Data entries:
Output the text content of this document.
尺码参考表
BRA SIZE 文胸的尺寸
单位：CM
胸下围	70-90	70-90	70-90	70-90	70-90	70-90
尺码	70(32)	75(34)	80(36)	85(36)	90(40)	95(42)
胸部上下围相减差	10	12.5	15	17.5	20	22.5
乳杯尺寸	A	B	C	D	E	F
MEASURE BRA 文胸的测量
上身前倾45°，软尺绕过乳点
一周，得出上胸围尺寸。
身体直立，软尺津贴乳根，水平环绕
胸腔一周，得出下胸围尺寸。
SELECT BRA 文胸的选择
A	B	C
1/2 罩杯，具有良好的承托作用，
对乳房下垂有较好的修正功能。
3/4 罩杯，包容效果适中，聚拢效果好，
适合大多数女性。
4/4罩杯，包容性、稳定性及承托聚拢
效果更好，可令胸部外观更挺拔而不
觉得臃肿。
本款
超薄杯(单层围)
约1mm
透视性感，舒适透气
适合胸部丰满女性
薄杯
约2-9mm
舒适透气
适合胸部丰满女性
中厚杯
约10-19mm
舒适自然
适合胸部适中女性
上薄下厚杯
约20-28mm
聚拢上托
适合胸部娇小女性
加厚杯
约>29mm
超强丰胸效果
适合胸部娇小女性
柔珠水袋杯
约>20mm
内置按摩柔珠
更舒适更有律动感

...

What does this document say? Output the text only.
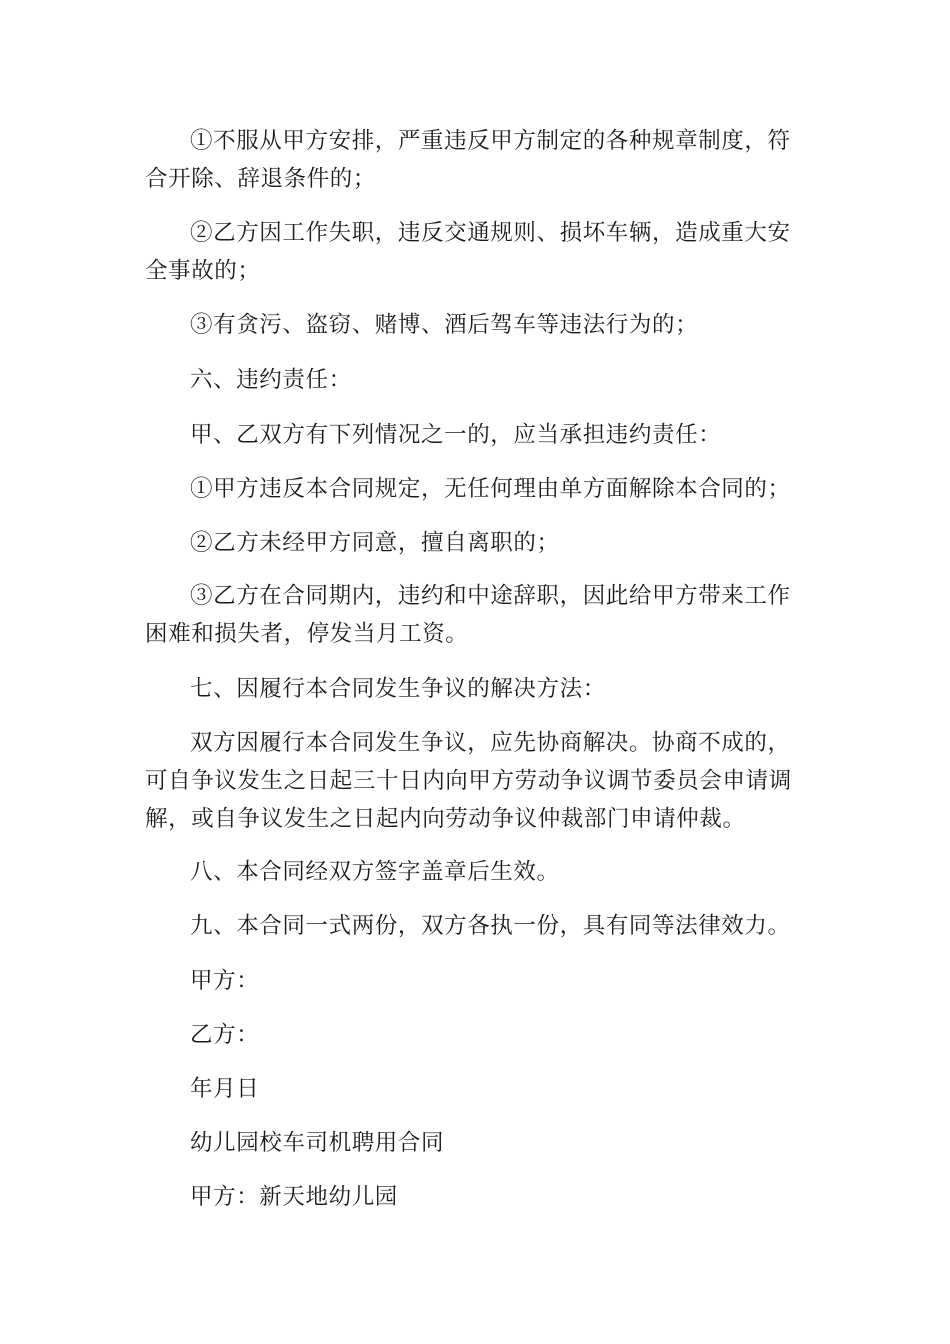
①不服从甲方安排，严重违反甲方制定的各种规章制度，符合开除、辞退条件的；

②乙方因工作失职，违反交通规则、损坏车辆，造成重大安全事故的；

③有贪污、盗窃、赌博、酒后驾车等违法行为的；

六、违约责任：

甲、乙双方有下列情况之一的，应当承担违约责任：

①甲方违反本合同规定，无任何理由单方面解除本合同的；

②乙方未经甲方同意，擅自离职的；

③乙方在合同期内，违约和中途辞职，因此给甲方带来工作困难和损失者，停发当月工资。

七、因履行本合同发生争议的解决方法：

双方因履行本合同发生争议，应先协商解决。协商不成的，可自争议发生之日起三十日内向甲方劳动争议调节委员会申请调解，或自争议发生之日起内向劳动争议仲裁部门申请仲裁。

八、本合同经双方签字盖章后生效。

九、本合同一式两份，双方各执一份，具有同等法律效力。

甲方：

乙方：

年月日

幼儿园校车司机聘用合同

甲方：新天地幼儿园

▸ **What you will do**
Each line that has the word "text" should be copied.

▸ **Final result**
Output the text content of this document.
What does this document say? Output the text only.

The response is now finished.